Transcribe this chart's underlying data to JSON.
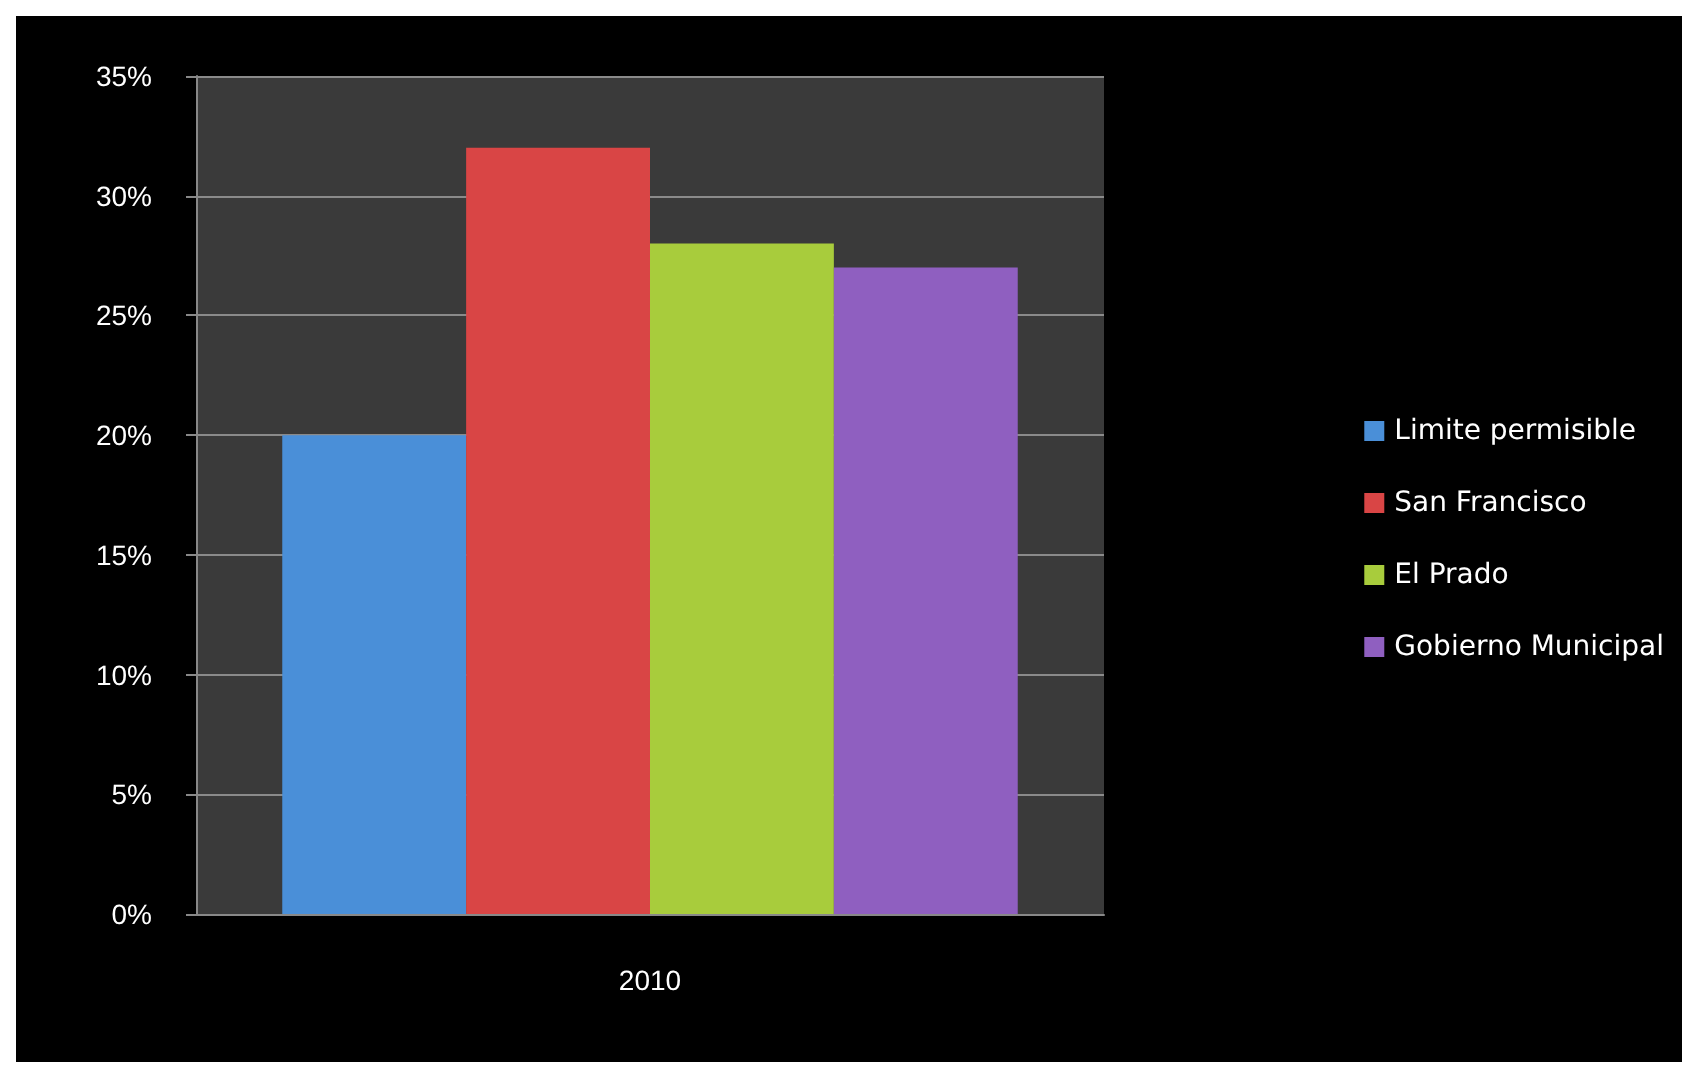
{
  "chart_data": {
    "type": "bar",
    "categories": [
      "2010"
    ],
    "series": [
      {
        "name": "Limite permisible",
        "color": "#4a8fd8",
        "values": [
          20
        ]
      },
      {
        "name": "San Francisco",
        "color": "#d94545",
        "values": [
          32
        ]
      },
      {
        "name": "El Prado",
        "color": "#a8cc3c",
        "values": [
          28
        ]
      },
      {
        "name": "Gobierno Municipal",
        "color": "#8f5fc0",
        "values": [
          27
        ]
      }
    ],
    "ylim": [
      0,
      35
    ],
    "yticks": [
      {
        "value": 0,
        "label": "0%"
      },
      {
        "value": 5,
        "label": "5%"
      },
      {
        "value": 10,
        "label": "10%"
      },
      {
        "value": 15,
        "label": "15%"
      },
      {
        "value": 20,
        "label": "20%"
      },
      {
        "value": 25,
        "label": "25%"
      },
      {
        "value": 30,
        "label": "30%"
      },
      {
        "value": 35,
        "label": "35%"
      }
    ],
    "grid": "y",
    "legend": "right"
  }
}
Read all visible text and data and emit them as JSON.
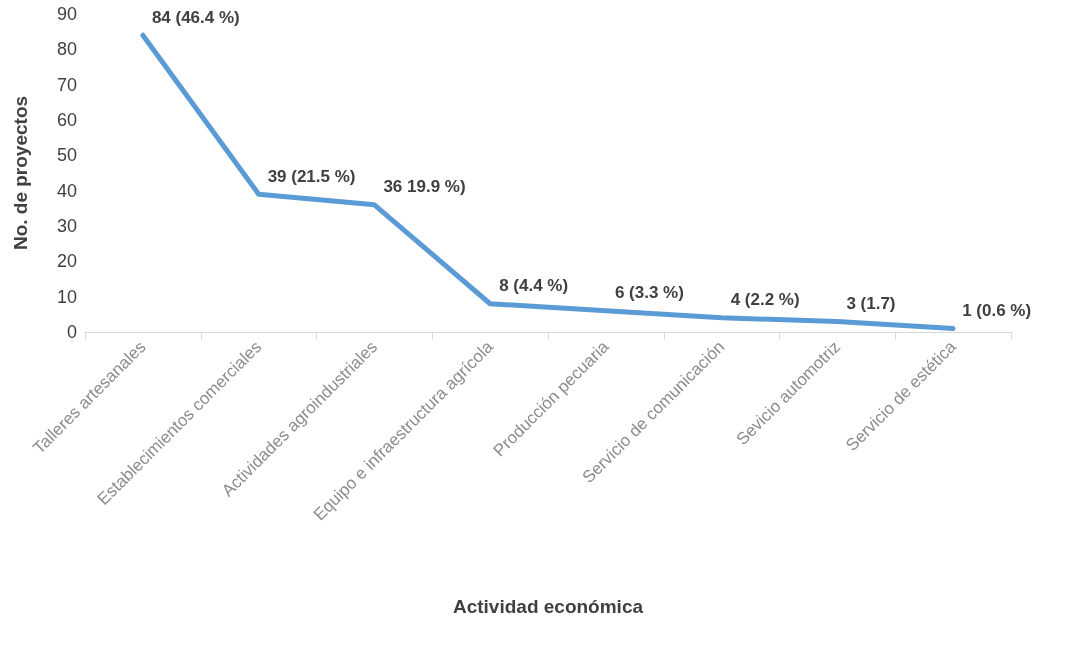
{
  "chart_data": {
    "type": "line",
    "xlabel": "Actividad económica",
    "ylabel": "No. de proyectos",
    "categories": [
      "Talleres artesanales",
      "Establecimientos comerciales",
      "Actividades agroindustriales",
      "Equipo e infraestructura agrícola",
      "Producción pecuaria",
      "Servicio de comunicación",
      "Sevicio automotriz",
      "Servicio de estética"
    ],
    "series": [
      {
        "color": "#5b9bd5",
        "values": [
          84,
          39,
          36,
          8,
          6,
          4,
          3,
          1
        ],
        "value_labels": [
          "84 (46.4 %)",
          "39 (21.5 %)",
          "36 19.9 %)",
          "8 (4.4 %)",
          "6 (3.3 %)",
          "4 (2.2 %)",
          "3 (1.7)",
          "1 (0.6 %)"
        ]
      }
    ],
    "ylim": [
      0,
      90
    ],
    "yticks": [
      0,
      10,
      20,
      30,
      40,
      50,
      60,
      70,
      80,
      90
    ],
    "grid": false,
    "marker": "none",
    "line_style": "solid"
  }
}
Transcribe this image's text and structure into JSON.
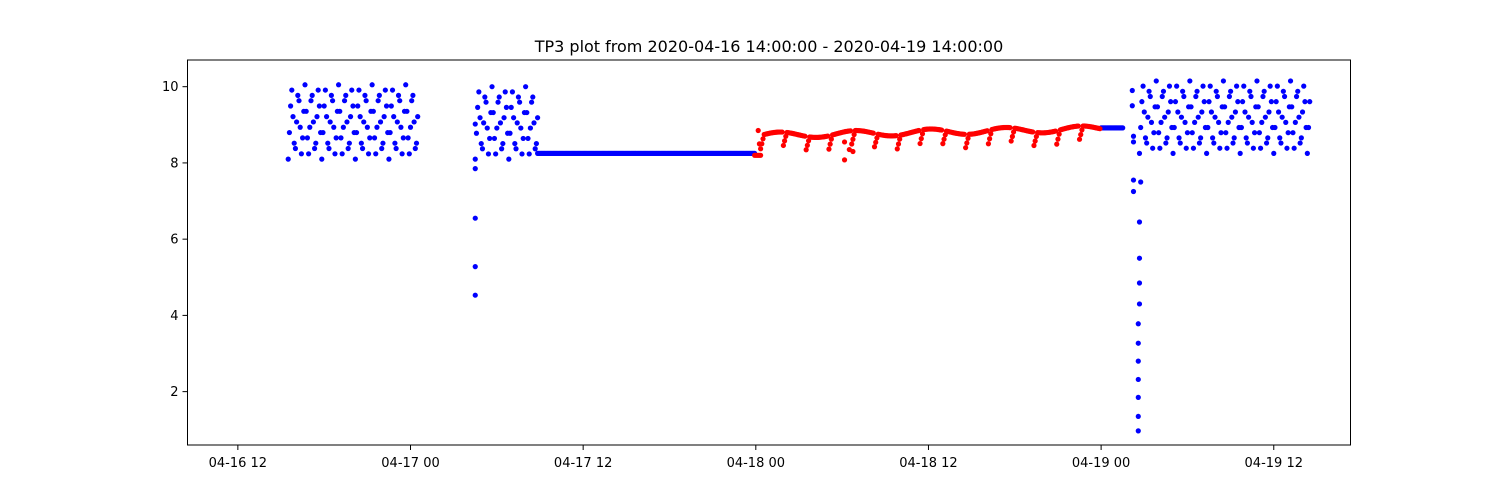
{
  "chart_data": {
    "type": "scatter",
    "title": "TP3 plot from 2020-04-16 14:00:00 - 2020-04-19 14:00:00",
    "xlabel": "",
    "ylabel": "",
    "x_axis": {
      "type": "datetime",
      "range": [
        "2020-04-16T08:30:00",
        "2020-04-19T17:20:00"
      ],
      "ticks": [
        {
          "value": "2020-04-16T12:00:00",
          "label": "04-16 12"
        },
        {
          "value": "2020-04-17T00:00:00",
          "label": "04-17 00"
        },
        {
          "value": "2020-04-17T12:00:00",
          "label": "04-17 12"
        },
        {
          "value": "2020-04-18T00:00:00",
          "label": "04-18 00"
        },
        {
          "value": "2020-04-18T12:00:00",
          "label": "04-18 12"
        },
        {
          "value": "2020-04-19T00:00:00",
          "label": "04-19 00"
        },
        {
          "value": "2020-04-19T12:00:00",
          "label": "04-19 12"
        }
      ]
    },
    "y_axis": {
      "range": [
        0.6,
        10.7
      ],
      "ticks": [
        2,
        4,
        6,
        8,
        10
      ]
    },
    "grid": false,
    "legend": "none",
    "series": [
      {
        "color": "#0000ff",
        "segments": [
          {
            "kind": "oscillation",
            "start": "2020-04-16T15:30:00",
            "end": "2020-04-17T00:30:00",
            "min": 8.1,
            "max": 10.05,
            "period_minutes": 28
          },
          {
            "kind": "oscillation",
            "start": "2020-04-17T04:30:00",
            "end": "2020-04-17T08:50:00",
            "min": 8.1,
            "max": 10.0,
            "period_minutes": 28
          },
          {
            "kind": "flat",
            "start": "2020-04-17T08:50:00",
            "end": "2020-04-17T23:55:00",
            "value": 8.25
          },
          {
            "kind": "flat",
            "start": "2020-04-19T00:00:00",
            "end": "2020-04-19T01:30:00",
            "value": 8.92
          },
          {
            "kind": "oscillation",
            "start": "2020-04-19T02:40:00",
            "end": "2020-04-19T14:30:00",
            "min": 8.25,
            "max": 10.15,
            "period_minutes": 28
          }
        ],
        "points": [
          {
            "x": "2020-04-17T04:30:00",
            "y": 9.02
          },
          {
            "x": "2020-04-17T04:30:00",
            "y": 7.85
          },
          {
            "x": "2020-04-17T04:30:00",
            "y": 6.55
          },
          {
            "x": "2020-04-17T04:30:00",
            "y": 5.28
          },
          {
            "x": "2020-04-17T04:30:00",
            "y": 4.53
          },
          {
            "x": "2020-04-19T02:10:00",
            "y": 9.9
          },
          {
            "x": "2020-04-19T02:10:00",
            "y": 9.5
          },
          {
            "x": "2020-04-19T02:15:00",
            "y": 8.7
          },
          {
            "x": "2020-04-19T02:15:00",
            "y": 8.55
          },
          {
            "x": "2020-04-19T02:15:00",
            "y": 7.55
          },
          {
            "x": "2020-04-19T02:15:00",
            "y": 7.25
          },
          {
            "x": "2020-04-19T02:45:00",
            "y": 7.5
          },
          {
            "x": "2020-04-19T02:40:00",
            "y": 6.45
          },
          {
            "x": "2020-04-19T02:40:00",
            "y": 5.5
          },
          {
            "x": "2020-04-19T02:40:00",
            "y": 4.85
          },
          {
            "x": "2020-04-19T02:40:00",
            "y": 4.3
          },
          {
            "x": "2020-04-19T02:35:00",
            "y": 3.78
          },
          {
            "x": "2020-04-19T02:35:00",
            "y": 3.27
          },
          {
            "x": "2020-04-19T02:35:00",
            "y": 2.8
          },
          {
            "x": "2020-04-19T02:35:00",
            "y": 2.32
          },
          {
            "x": "2020-04-19T02:35:00",
            "y": 1.85
          },
          {
            "x": "2020-04-19T02:35:00",
            "y": 1.35
          },
          {
            "x": "2020-04-19T02:35:00",
            "y": 0.97
          }
        ]
      },
      {
        "color": "#ff0000",
        "segments": [
          {
            "kind": "flat",
            "start": "2020-04-17T23:55:00",
            "end": "2020-04-18T00:20:00",
            "value": 8.2
          },
          {
            "kind": "wavy",
            "start": "2020-04-18T00:20:00",
            "end": "2020-04-18T23:55:00",
            "start_value": 8.72,
            "end_value": 8.9,
            "amplitude": 0.08,
            "dip_every_minutes": 95,
            "dip_depth": 0.35
          }
        ],
        "points": [
          {
            "x": "2020-04-18T00:10:00",
            "y": 8.85
          },
          {
            "x": "2020-04-18T00:15:00",
            "y": 8.5
          },
          {
            "x": "2020-04-18T06:10:00",
            "y": 8.08
          },
          {
            "x": "2020-04-18T06:10:00",
            "y": 8.55
          },
          {
            "x": "2020-04-18T06:30:00",
            "y": 8.35
          },
          {
            "x": "2020-04-18T06:45:00",
            "y": 8.3
          }
        ]
      }
    ]
  }
}
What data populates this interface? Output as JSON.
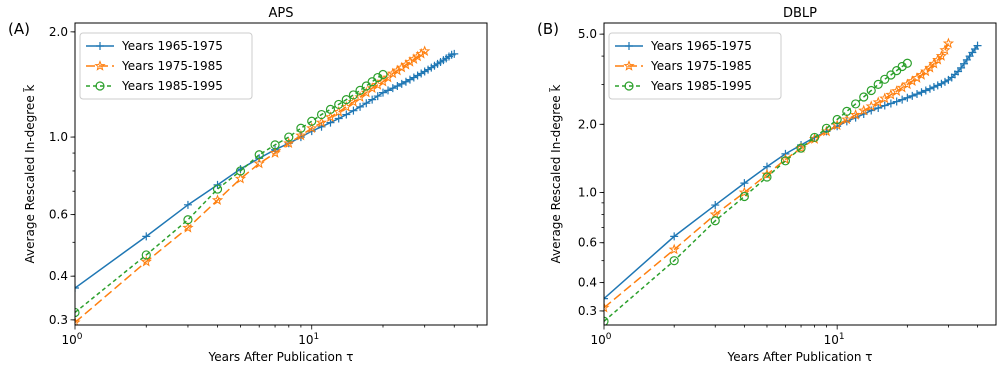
{
  "chart_data": [
    {
      "type": "line",
      "panel_label": "(A)",
      "title": "APS",
      "xlabel": "Years After Publication τ",
      "ylabel": "Average Rescaled In-degree k̃",
      "xscale": "log",
      "yscale": "log",
      "xlim": [
        1,
        55
      ],
      "ylim": [
        0.29,
        2.12
      ],
      "x_ticks": [
        {
          "value": 1,
          "base": "10",
          "exp": "0"
        },
        {
          "value": 10,
          "base": "10",
          "exp": "1"
        }
      ],
      "y_ticks": [
        {
          "value": 0.3,
          "label": "0.3"
        },
        {
          "value": 0.4,
          "label": "0.4"
        },
        {
          "value": 0.6,
          "label": "0.6"
        },
        {
          "value": 1.0,
          "label": "1.0"
        },
        {
          "value": 2.0,
          "label": "2.0"
        }
      ],
      "legend_position": "top-left",
      "series": [
        {
          "name": "Years 1965-1975",
          "color": "#1f77b4",
          "dash": "",
          "marker": "plus",
          "x": [
            1,
            2,
            3,
            4,
            5,
            6,
            7,
            8,
            9,
            10,
            11,
            12,
            13,
            14,
            15,
            16,
            17,
            18,
            19,
            20,
            21,
            22,
            23,
            24,
            25,
            26,
            27,
            28,
            29,
            30,
            31,
            32,
            33,
            34,
            35,
            36,
            37,
            38,
            39,
            40
          ],
          "y": [
            0.37,
            0.52,
            0.64,
            0.73,
            0.81,
            0.87,
            0.92,
            0.96,
            1.0,
            1.04,
            1.07,
            1.1,
            1.13,
            1.16,
            1.19,
            1.22,
            1.25,
            1.28,
            1.31,
            1.34,
            1.36,
            1.38,
            1.4,
            1.42,
            1.44,
            1.46,
            1.48,
            1.5,
            1.52,
            1.54,
            1.56,
            1.58,
            1.6,
            1.62,
            1.64,
            1.66,
            1.68,
            1.7,
            1.72,
            1.73
          ]
        },
        {
          "name": "Years 1975-1985",
          "color": "#ff7f0e",
          "dash": "9,4",
          "marker": "star",
          "x": [
            1,
            2,
            3,
            4,
            5,
            6,
            7,
            8,
            9,
            10,
            11,
            12,
            13,
            14,
            15,
            16,
            17,
            18,
            19,
            20,
            21,
            22,
            23,
            24,
            25,
            26,
            27,
            28,
            29,
            30
          ],
          "y": [
            0.295,
            0.44,
            0.55,
            0.66,
            0.76,
            0.84,
            0.9,
            0.96,
            1.01,
            1.06,
            1.1,
            1.14,
            1.18,
            1.22,
            1.26,
            1.3,
            1.34,
            1.38,
            1.41,
            1.44,
            1.48,
            1.52,
            1.55,
            1.58,
            1.61,
            1.64,
            1.67,
            1.7,
            1.73,
            1.76
          ]
        },
        {
          "name": "Years 1985-1995",
          "color": "#2ca02c",
          "dash": "4,3",
          "marker": "circle",
          "x": [
            1,
            2,
            3,
            4,
            5,
            6,
            7,
            8,
            9,
            10,
            11,
            12,
            13,
            14,
            15,
            16,
            17,
            18,
            19,
            20
          ],
          "y": [
            0.315,
            0.46,
            0.58,
            0.71,
            0.8,
            0.89,
            0.95,
            1.0,
            1.06,
            1.11,
            1.16,
            1.2,
            1.24,
            1.28,
            1.32,
            1.36,
            1.4,
            1.44,
            1.48,
            1.51
          ]
        }
      ]
    },
    {
      "type": "line",
      "panel_label": "(B)",
      "title": "DBLP",
      "xlabel": "Years After Publication τ",
      "ylabel": "Average Rescaled In-degree k̃",
      "xscale": "log",
      "yscale": "log",
      "xlim": [
        1,
        48
      ],
      "ylim": [
        0.26,
        5.6
      ],
      "x_ticks": [
        {
          "value": 1,
          "base": "10",
          "exp": "0"
        },
        {
          "value": 10,
          "base": "10",
          "exp": "1"
        }
      ],
      "y_ticks": [
        {
          "value": 0.3,
          "label": "0.3"
        },
        {
          "value": 0.4,
          "label": "0.4"
        },
        {
          "value": 0.6,
          "label": "0.6"
        },
        {
          "value": 1.0,
          "label": "1.0"
        },
        {
          "value": 2.0,
          "label": "2.0"
        },
        {
          "value": 5.0,
          "label": "5.0"
        }
      ],
      "legend_position": "top-left",
      "series": [
        {
          "name": "Years 1965-1975",
          "color": "#1f77b4",
          "dash": "",
          "marker": "plus",
          "x": [
            1,
            2,
            3,
            4,
            5,
            6,
            7,
            8,
            9,
            10,
            11,
            12,
            13,
            14,
            15,
            16,
            17,
            18,
            19,
            20,
            21,
            22,
            23,
            24,
            25,
            26,
            27,
            28,
            29,
            30,
            31,
            32,
            33,
            34,
            35,
            36,
            37,
            38,
            39,
            40
          ],
          "y": [
            0.34,
            0.64,
            0.88,
            1.1,
            1.3,
            1.48,
            1.62,
            1.75,
            1.86,
            1.96,
            2.06,
            2.14,
            2.22,
            2.3,
            2.36,
            2.42,
            2.47,
            2.52,
            2.57,
            2.62,
            2.67,
            2.72,
            2.77,
            2.82,
            2.87,
            2.92,
            2.97,
            3.02,
            3.08,
            3.14,
            3.22,
            3.32,
            3.42,
            3.55,
            3.7,
            3.85,
            4.0,
            4.15,
            4.3,
            4.45
          ]
        },
        {
          "name": "Years 1975-1985",
          "color": "#ff7f0e",
          "dash": "9,4",
          "marker": "star",
          "x": [
            1,
            2,
            3,
            4,
            5,
            6,
            7,
            8,
            9,
            10,
            11,
            12,
            13,
            14,
            15,
            16,
            17,
            18,
            19,
            20,
            21,
            22,
            23,
            24,
            25,
            26,
            27,
            28,
            29,
            30
          ],
          "y": [
            0.31,
            0.56,
            0.8,
            1.0,
            1.2,
            1.4,
            1.57,
            1.72,
            1.86,
            1.98,
            2.1,
            2.2,
            2.3,
            2.4,
            2.5,
            2.6,
            2.7,
            2.8,
            2.9,
            3.0,
            3.1,
            3.2,
            3.3,
            3.42,
            3.55,
            3.7,
            3.85,
            4.0,
            4.25,
            4.55
          ]
        },
        {
          "name": "Years 1985-1995",
          "color": "#2ca02c",
          "dash": "4,3",
          "marker": "circle",
          "x": [
            1,
            2,
            3,
            4,
            5,
            6,
            7,
            8,
            9,
            10,
            11,
            12,
            13,
            14,
            15,
            16,
            17,
            18,
            19,
            20
          ],
          "y": [
            0.27,
            0.5,
            0.75,
            0.96,
            1.17,
            1.38,
            1.57,
            1.75,
            1.92,
            2.1,
            2.28,
            2.46,
            2.64,
            2.82,
            3.0,
            3.16,
            3.3,
            3.45,
            3.6,
            3.72
          ]
        }
      ]
    }
  ]
}
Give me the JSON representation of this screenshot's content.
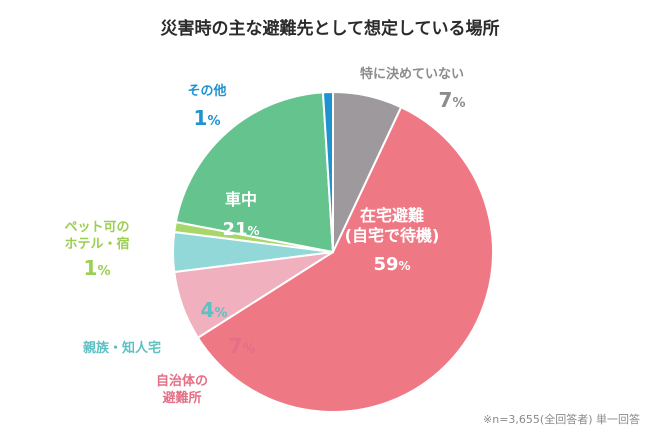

* _GIVEN PROBLEM_: Look through the lines above and collect those with the word "this".

* _EXPECTED ANSWER_:
Transcribe this chart's underlying data to JSON.
Transcribe this image's text and structure into JSON.
What data populates this interface? Output as JSON.
Give me the JSON representation of this screenshot's content.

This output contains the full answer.